_TASKS AND EXERCISES_
**A.** List the repairs that, according to the article about Tesla removing features from a used Model S, were listed in the disclosure statement but never made.
**B.** In the article about Tesla removing features from a used Model S, what premium would Enhanced Autopilot and Full Self Driving Capability together represent on a new car?
**C.** Write the next part of the article about Tesla removing features from a used Model S, beginning right after its final sentence.

_SELECTED TEXT_
--------
A Buyer's Dismay: Tesla Reportedly Removes Features From Used Model S

Matt Posky
by Matt Posky

I’m a broken record when it comes to consumer protections. Environmentalism may be more fashionable but the green movement has already amassed a sizable army in the current year. Someone needs to be watching out for Joe Customer because companies are stepping up their game. While we’ve often focused on data privacy, right-to-repair laws, and the hidden perils of subscription services, ownership rights also deserve a bit of attention because they’re all sort of interconnected.

As products become increasingly digital, it’s becoming fuzzy as to who actually owns something. In previous decades, someone wanting to outfit their computer with the latest software meant they had to go out and buy it. Now you can simply download stuff over wifi, with no need to have the physical copy cluttering up your desk. But this convenience factor has ramifications. A subset of the video-game community is up in arms over backwards compatibility and the ability to truly own their purchases. With games and movies beginning to occupy internal storage almost exclusively, they’ve grown concerned that companies will attempt to force them to repurchase old games on new platforms to turn a quick buck.

Why is this being explained to you on a car website? Because the automotive industry may be about to engage in similar practices. Jalopnik recently published an account of a man buying a secondhand Tesla Model S, only to see it stripped of thousands of dollars in features.

The article withheld the purchaser’s name, but said the car was bought from a third-party dealer on December 20th of last year. Due to some screen yellowing, the 2017 Model S had been auctioned by Tesla in accordance with California’s lemon laws. When the dealer bought the car at auction from Tesla on November 15th, it was decked out with Enhanced Autopilot and Tesla’s Full Self Driving Capability (though it should be said that particular FSD suite doesn’t offer any autonomous capabilities, just the promise that they’ll be added later). Combined, those options would represent an $8,000 premium on a new car. But the person who owns the Model S says it no longer has either feature.

Tesla conducted a remote audit of the vehicle on November 18th and decided to remove those features during the next software update. But this doesn’t appear to have ever been disclosed to the dealership, who sold the car believing it to be equipped as the accompanying documentation specified.

The final owner didn’t find out about any of this until January when he took the car in for repairs — some suspension work, a fresh air filter, and a new media control unit — listed in the disclosure statement that were never made. This also resulted in his car getting the latest software update, which trigged the removal of both Autopilot and FSD.

Reaching out to customer report, yielded the following response from Tesla:

Tesla has recent identified instances of customers being incorrectly configured for Autopilot versions that they did not pay for. Since, there was an audit done to correct these instances. Your vehicle is one of the vehicles that was incorrectly configured for Autopilot. We looked back at your purchase history and unfortunately Full-Self Driving was not a feature that you had paid for. We apologize for the confusion. If you are still interested in having those additional features we can begin the process to purchase the upgrade.

And we’ve come full circle. Tesla doesn’t appear to believe buyers have ownership of the features on a secondhand car. Both Autopilot and the FSD suite come as one-time purchases, making this a vastly different than simply canceling someone’s satellite radio subscription. Someone paid thousands of dollars extra when this car was new and you had better believe those features played into the final auction price and subsequent sale.
--------
Layout annotation records:

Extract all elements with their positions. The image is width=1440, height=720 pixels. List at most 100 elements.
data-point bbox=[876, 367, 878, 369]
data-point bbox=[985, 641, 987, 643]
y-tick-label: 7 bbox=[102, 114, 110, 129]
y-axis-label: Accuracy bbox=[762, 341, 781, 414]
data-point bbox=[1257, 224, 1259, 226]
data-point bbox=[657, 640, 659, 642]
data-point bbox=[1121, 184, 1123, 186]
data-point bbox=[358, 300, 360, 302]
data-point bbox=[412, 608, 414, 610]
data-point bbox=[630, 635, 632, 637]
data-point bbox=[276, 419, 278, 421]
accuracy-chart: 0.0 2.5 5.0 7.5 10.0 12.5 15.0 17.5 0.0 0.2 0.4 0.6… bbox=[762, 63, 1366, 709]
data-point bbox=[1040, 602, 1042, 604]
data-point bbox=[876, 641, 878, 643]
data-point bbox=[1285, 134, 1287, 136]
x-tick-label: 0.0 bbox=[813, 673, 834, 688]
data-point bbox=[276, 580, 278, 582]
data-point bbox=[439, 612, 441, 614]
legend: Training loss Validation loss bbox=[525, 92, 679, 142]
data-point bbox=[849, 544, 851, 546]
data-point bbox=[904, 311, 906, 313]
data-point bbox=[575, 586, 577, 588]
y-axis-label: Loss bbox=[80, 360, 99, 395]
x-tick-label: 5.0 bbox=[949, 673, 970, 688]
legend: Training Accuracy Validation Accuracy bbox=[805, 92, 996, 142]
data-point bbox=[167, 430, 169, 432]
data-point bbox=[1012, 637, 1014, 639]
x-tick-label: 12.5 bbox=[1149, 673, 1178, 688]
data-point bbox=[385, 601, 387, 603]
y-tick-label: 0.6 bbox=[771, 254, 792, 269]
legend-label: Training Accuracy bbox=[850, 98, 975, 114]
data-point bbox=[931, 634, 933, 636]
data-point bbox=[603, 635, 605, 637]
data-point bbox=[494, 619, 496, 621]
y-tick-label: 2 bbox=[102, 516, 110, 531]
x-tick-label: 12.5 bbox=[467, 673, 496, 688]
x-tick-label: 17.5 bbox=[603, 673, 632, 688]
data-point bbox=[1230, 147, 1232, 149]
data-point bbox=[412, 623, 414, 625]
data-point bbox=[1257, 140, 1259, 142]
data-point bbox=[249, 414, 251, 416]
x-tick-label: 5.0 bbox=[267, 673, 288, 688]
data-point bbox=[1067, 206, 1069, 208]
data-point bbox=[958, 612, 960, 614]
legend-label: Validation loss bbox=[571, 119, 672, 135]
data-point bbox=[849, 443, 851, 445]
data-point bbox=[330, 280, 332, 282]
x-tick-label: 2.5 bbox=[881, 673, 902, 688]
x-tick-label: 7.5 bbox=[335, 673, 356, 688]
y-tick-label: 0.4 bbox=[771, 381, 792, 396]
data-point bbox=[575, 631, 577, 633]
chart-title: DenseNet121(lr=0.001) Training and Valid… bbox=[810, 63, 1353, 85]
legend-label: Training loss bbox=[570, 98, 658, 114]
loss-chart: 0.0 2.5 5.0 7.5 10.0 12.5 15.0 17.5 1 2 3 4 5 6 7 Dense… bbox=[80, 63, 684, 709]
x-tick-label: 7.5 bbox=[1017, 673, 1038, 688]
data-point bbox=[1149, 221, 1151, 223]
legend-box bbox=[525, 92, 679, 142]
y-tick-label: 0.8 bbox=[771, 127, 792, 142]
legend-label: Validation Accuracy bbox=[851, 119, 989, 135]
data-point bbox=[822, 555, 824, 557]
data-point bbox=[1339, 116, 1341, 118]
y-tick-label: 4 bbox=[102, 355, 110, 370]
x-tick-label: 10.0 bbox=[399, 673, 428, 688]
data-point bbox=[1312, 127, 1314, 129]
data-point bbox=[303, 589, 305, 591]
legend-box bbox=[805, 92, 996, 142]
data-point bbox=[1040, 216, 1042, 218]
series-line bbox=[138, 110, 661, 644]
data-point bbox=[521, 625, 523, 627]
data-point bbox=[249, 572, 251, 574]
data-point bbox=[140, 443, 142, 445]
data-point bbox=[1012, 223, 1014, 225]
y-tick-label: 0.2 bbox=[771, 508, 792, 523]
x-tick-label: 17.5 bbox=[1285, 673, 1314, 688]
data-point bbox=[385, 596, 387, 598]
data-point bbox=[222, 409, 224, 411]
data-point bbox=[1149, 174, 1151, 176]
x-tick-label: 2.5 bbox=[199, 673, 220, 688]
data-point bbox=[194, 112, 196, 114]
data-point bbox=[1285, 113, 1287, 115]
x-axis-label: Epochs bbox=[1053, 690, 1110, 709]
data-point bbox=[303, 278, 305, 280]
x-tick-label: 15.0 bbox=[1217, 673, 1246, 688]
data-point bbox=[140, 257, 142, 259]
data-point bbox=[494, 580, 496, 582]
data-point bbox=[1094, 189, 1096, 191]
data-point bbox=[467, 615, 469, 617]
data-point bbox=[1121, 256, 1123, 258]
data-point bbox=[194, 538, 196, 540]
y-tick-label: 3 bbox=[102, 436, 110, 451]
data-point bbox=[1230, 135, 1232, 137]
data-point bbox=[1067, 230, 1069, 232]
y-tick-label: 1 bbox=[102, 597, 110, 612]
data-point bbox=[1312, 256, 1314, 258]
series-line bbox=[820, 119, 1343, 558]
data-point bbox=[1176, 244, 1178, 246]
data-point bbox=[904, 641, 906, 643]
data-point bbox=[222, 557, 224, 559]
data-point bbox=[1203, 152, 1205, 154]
--------
_FINAL ANSWERS_
**A.**
- Suspension work
- A fresh air filter
- A new media control unit

**B.** An $8,000 premium.

**C.**
Jalopnik reported that the poor bastard that is now stuck with the car attempted to outfox the automaker by contacting a Tesla Used Vehicle Sales Advisor to ask if Autopilot and FSD would be removed from a used vehicle. Curiously, they said the company would not … even though it did.

The dealer that snagged the car from auction has since reached out to make it extra clear that both features were fully functional when it purchased the car from Tesla, even though that was never really in doubt. But they did remember there being a sporadic notification that the car’s autopilot had been upgraded after a software update. At the time, it was assumed the situation would be ironed out and the issue was addressed with its current buyer prior to sale.

However, the dealer also explained this wasn’t the first time a secondhand Tesla has seen it features curiously vanish. “I sell dozens of Teslas a year, and sold my father in law a Model X P90D with ludicrous speed package. 60 days after the purchase of the car, Tesla removed his ludicrous speed package,” they said. “Upon complaints to them they said he never paid for it. We have video evidence and multiple pictures of the vehicle with it. They even removed the line under the P90D. I am still shocked at these acts.”

Tesla’s message boards have similar accounts, often with the discussion devolving into everyone asking what the point of FSD even is, and Jalopnik’s article is loaded with documents showcasing everyone’s general sense of confusion. If you’re the sort of person who worries about digital ownership, or just wants to keep advanced tabs on the auto industry’s changing business practices, it’s worth a read.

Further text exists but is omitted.